■ **Actions to take**
1) In the forum thread on waterproofing concrete, translate this sentence into Spanish: "I saw this post earlier today (I'm doing stuff with concrete so inevitably it set some gears in motion)."
2) According to the forum thread on waterproofing concrete, what was the listed name of the urea sample the poster had?
3) Write the next part of the forum thread on waterproofing concrete, starting after its final sentence.

-- BEGIN Document text --

Very economical: 1 liter is sufficient for 44 ft2. 
Lifelong guarantee.
Available in 1 / 2,5 / 5 / 10 / 25 Liter.

Starting at £22,97 for 1 litre, going down when litre go up.

https://www.ecoformeurope.co.uk/product/permacon-diy-make-concrete-waterproof/


----------



## X3NiTH (6 Apr 2019)

I saw this post earlier today (I'm doing stuff with concrete so inevitably it set some gears in motion). Clunky video no narration and no indication of the time scale for the reaction. I noted a large volume of liquid that had a teaspoon of cement added to it and then mixed together followed by a generous heaped teaspoon of sodium bicarbonate with further mixing, I immediately thought that with the amount of cement used I was going to see a waterproof teaspoon sized lump of concreted material getting tipped out the solution, it was quite a surprise then to see the whole cup gel solid beyond the capacity of the cement itself could ever do, very interesting!

Any ways, a little later I was looking up Urea trying to find out more about a sample I have with the formula CH4N2O, I was trying to find out the biuret content and if it was low enough for foliar dosing citrus. Was looking up Carbamide (the listed name for the sample I have) and its breakdown products in water and came across a paper describing gel formation in high alkalinity, further reading brought me to -

Cellulose Carbamate

It goes something like this - If you have a solution of Cellulose Carbamate (magic water) and you add an alkali (a teaspoon of Portland cement) followed by sodium hydroxide (a teaspoon of sodium bicarbonate reacting in water) and you give it a good mix (stir with a teaspoon) then the reaction over time causes cross linking of urea crystals with the cellulose fibers and your resultant mixture will gel to form a clear (not with Portland cement) stable solid with good resistivity to breakdown.

-- END Document text --
-- BEGIN Data rows --

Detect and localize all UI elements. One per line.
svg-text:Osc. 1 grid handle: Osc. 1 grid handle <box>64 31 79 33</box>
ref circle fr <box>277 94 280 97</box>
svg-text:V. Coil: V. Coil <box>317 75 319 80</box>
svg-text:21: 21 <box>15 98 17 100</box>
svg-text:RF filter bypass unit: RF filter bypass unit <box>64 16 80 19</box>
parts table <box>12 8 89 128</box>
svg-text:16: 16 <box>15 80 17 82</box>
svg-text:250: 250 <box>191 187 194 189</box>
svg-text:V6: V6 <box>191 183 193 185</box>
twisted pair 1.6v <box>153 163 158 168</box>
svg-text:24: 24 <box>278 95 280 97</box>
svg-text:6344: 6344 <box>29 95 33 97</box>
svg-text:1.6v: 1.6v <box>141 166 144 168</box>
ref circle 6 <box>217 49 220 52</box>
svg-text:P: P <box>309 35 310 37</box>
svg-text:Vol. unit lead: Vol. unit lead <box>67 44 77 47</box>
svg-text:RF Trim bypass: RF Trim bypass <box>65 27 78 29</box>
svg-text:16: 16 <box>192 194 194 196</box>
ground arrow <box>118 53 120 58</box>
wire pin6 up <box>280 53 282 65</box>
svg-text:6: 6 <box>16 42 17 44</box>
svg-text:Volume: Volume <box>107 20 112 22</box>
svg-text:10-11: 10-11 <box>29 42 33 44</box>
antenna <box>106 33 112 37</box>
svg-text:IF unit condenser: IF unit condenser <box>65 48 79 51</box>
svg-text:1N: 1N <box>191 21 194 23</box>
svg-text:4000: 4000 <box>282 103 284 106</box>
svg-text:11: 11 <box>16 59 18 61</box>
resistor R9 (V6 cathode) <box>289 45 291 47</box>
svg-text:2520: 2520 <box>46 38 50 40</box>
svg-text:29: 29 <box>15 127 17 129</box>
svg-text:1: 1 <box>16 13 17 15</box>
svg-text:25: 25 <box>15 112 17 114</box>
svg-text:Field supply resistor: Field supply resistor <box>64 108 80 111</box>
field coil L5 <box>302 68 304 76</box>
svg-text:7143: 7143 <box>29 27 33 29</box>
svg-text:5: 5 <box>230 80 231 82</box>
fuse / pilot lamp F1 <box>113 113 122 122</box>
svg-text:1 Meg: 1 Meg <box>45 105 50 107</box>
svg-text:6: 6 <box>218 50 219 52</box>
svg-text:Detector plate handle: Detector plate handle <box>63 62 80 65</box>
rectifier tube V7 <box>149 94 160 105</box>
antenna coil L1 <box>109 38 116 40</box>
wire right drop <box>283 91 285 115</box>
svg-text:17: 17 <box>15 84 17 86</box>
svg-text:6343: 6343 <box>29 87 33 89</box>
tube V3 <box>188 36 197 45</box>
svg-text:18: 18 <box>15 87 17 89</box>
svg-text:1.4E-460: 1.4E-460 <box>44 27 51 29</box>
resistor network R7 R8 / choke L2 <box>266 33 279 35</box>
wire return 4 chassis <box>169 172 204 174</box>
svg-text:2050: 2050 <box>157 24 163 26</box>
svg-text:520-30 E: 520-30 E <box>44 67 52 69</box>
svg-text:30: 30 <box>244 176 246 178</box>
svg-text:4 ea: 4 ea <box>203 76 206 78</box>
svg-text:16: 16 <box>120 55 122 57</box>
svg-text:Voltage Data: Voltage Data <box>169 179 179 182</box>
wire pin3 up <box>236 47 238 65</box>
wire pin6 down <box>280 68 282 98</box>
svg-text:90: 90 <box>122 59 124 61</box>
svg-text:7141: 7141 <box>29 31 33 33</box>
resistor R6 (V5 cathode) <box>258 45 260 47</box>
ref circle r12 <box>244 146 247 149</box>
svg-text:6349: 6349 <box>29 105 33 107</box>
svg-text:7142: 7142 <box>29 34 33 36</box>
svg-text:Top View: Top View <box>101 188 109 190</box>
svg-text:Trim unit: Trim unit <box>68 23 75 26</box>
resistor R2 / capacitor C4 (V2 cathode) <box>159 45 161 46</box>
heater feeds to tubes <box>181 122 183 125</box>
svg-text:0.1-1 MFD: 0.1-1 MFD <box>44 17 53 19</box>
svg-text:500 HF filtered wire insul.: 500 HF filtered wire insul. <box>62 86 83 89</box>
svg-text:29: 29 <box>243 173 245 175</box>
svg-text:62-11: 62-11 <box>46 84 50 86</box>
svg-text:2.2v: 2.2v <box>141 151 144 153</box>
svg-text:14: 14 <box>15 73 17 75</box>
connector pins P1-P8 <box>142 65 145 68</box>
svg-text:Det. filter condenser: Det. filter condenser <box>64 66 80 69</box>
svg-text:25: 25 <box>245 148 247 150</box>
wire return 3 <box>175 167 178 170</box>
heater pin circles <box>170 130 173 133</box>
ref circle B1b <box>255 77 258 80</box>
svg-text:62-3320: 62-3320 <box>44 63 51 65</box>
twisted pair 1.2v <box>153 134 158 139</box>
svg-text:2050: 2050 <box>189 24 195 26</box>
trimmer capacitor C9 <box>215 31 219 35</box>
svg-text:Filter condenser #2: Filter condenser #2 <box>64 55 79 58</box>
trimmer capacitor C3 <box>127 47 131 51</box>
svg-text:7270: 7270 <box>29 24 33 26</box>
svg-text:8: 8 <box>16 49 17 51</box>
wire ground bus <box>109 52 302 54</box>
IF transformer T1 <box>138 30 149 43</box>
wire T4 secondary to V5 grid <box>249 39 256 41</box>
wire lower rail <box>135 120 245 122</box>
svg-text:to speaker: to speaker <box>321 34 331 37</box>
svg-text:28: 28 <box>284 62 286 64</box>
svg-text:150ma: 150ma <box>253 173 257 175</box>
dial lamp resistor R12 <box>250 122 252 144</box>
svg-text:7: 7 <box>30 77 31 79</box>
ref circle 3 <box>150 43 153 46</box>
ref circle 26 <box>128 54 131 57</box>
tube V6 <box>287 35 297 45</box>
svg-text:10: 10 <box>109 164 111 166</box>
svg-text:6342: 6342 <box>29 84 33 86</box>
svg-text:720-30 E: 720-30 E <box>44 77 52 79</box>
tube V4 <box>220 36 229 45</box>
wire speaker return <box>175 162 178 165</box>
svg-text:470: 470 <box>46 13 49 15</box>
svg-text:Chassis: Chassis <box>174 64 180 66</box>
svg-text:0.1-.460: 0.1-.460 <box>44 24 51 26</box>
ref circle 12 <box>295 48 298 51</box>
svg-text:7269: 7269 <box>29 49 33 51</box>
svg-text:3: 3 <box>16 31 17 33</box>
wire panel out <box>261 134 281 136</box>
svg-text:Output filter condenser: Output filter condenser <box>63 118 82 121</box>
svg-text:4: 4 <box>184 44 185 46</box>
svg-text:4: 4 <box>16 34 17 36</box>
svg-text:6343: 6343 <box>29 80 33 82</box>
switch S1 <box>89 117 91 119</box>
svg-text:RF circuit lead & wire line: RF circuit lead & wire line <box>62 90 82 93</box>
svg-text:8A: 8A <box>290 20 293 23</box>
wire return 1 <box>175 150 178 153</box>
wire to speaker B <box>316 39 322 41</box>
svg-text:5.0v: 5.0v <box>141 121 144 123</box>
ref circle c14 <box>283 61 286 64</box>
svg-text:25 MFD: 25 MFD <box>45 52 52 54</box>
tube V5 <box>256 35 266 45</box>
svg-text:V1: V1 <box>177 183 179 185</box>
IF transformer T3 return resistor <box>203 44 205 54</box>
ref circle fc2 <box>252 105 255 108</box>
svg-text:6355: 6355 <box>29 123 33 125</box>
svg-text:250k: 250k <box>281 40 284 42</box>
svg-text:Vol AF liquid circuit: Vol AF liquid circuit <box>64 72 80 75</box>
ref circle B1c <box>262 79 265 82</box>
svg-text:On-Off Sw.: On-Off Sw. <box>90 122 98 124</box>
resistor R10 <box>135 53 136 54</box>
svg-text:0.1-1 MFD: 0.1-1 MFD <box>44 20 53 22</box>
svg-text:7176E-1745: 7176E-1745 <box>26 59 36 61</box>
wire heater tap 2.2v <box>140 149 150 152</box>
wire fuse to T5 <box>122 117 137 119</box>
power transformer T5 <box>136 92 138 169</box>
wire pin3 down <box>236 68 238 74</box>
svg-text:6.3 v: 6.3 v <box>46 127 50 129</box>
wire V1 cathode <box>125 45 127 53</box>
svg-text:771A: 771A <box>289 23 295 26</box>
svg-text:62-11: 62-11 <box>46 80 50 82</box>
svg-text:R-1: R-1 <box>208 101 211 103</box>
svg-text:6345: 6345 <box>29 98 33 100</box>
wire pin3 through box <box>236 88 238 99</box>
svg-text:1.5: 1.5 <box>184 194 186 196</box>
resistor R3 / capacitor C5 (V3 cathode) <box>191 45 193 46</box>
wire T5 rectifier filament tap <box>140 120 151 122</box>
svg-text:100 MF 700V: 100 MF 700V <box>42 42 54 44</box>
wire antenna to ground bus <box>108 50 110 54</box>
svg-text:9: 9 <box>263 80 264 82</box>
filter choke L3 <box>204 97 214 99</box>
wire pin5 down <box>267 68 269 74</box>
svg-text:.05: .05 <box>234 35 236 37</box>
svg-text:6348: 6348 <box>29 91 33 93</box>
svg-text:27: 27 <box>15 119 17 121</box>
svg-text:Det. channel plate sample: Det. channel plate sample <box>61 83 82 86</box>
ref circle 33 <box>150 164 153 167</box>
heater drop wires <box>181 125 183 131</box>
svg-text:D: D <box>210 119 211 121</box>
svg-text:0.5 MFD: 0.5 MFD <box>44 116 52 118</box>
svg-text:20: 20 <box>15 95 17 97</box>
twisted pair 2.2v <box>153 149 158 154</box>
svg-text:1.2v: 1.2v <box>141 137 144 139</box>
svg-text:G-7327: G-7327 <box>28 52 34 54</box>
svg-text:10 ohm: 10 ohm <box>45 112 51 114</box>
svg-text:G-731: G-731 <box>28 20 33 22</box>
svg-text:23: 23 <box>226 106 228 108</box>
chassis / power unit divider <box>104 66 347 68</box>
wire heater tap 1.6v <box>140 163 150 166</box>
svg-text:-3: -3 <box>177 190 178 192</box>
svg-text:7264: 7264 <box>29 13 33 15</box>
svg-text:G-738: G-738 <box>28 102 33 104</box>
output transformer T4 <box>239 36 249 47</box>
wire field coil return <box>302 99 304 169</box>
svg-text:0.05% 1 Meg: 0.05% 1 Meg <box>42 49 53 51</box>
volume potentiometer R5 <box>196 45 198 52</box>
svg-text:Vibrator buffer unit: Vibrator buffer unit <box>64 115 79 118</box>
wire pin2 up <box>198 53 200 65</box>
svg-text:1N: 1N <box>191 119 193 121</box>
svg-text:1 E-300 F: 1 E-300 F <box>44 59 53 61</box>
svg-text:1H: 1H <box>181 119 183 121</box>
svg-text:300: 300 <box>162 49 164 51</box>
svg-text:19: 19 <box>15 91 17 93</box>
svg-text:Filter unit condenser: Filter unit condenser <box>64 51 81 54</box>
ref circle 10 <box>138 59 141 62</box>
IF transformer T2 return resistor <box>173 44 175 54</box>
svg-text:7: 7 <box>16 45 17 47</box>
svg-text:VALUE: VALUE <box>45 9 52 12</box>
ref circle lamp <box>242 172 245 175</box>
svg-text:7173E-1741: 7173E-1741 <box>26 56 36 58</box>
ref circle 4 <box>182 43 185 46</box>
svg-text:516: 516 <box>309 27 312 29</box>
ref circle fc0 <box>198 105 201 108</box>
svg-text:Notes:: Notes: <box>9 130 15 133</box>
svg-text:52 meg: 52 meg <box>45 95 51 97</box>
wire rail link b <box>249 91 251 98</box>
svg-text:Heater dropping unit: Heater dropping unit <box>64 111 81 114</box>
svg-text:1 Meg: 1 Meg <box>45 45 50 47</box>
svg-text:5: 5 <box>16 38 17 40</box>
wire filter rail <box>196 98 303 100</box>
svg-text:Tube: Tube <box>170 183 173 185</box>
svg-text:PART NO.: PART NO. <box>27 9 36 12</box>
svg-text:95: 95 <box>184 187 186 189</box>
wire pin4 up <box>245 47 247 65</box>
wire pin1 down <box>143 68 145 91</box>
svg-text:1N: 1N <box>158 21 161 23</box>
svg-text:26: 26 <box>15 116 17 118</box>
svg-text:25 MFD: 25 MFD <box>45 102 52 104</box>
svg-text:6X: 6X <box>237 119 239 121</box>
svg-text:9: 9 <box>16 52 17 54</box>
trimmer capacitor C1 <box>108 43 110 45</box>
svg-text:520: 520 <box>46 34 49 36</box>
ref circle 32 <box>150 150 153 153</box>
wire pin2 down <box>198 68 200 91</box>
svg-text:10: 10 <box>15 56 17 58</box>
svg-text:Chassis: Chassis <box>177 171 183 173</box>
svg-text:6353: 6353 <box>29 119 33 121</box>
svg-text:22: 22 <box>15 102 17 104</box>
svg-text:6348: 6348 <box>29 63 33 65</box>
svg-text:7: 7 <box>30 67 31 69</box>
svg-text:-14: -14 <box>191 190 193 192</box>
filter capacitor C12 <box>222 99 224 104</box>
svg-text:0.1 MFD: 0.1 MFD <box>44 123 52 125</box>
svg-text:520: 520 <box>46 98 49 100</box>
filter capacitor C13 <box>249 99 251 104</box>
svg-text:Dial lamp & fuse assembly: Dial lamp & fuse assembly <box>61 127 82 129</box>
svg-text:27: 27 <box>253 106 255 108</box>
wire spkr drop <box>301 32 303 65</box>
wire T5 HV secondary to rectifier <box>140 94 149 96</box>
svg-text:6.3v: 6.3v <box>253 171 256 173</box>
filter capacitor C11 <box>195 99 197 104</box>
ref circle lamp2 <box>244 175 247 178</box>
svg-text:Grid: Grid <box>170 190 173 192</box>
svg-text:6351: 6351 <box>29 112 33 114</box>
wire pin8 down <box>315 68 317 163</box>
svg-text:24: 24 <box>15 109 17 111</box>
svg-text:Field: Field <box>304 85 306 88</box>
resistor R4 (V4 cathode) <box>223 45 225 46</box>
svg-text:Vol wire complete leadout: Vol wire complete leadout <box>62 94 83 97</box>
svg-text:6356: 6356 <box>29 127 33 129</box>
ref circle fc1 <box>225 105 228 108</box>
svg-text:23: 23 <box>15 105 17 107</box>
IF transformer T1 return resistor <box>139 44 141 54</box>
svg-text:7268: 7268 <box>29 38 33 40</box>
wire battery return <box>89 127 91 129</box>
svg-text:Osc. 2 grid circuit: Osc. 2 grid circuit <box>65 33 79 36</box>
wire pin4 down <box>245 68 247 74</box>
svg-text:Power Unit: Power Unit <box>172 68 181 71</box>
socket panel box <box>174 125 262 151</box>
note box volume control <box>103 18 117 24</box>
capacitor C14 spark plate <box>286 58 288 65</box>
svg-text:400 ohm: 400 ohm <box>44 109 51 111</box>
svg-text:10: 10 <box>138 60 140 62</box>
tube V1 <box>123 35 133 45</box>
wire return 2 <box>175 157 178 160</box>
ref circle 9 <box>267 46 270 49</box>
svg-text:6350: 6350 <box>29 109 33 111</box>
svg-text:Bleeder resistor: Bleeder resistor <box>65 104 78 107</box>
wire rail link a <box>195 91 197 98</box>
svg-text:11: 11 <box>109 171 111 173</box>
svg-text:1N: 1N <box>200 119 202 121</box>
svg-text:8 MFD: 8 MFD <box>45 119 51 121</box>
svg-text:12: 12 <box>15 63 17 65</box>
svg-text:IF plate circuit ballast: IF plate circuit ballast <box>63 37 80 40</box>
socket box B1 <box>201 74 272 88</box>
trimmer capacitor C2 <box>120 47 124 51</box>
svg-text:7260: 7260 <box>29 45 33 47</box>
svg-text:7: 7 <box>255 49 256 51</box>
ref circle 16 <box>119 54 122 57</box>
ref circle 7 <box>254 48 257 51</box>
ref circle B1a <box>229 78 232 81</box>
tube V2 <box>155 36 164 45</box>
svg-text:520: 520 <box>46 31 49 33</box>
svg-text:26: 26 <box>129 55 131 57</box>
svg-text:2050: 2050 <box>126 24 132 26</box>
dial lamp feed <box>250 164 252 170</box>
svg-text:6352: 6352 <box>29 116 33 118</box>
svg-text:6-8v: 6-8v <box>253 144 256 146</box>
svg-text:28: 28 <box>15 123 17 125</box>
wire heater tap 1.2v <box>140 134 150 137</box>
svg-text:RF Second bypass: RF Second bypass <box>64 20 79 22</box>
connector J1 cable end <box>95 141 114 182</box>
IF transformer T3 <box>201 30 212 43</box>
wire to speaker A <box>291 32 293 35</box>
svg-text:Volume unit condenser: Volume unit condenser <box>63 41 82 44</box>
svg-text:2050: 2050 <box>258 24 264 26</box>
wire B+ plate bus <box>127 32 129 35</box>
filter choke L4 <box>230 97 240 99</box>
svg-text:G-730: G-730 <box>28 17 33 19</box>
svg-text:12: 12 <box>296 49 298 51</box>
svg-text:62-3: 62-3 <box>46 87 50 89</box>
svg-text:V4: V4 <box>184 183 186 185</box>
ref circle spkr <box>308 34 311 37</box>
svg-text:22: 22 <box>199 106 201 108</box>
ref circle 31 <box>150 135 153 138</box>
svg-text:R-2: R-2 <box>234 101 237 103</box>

-- END Data rows --

■ **Answers per task**
1) Vi esta publicación hoy más temprano (estoy trabajando con hormigón, así que inevitablemente puso algunos engranajes en marcha).

2) Carbamide.

3)
If it's not this then it's an exceptionally good candidate considering its price appears to reflect the difficulty in manufacturing it (loads of papers and patents out there on simplifying the process and making it more cost effective).

On that Ecoform Europe website one of the other products has additives to prevent algae and such attaching and is called Oppercon, probably just Permacon but with added copper. 

The Cementmix product however on the site looks really interesting, that I'm definitely going to have to have a go with if it means I can cast stuff in cement and not have to go through a few weeks of normalising the leachate by steeping in a bucket of water.



frederick thompson said:


> How much does it cost. And is it fish friendly.



Quite a penny for what may only be extra salty pulped paper in piss, but from what I've read it justifiably looks worth the price for the waterproofing and it's supposed long term environmental neutrality and stability.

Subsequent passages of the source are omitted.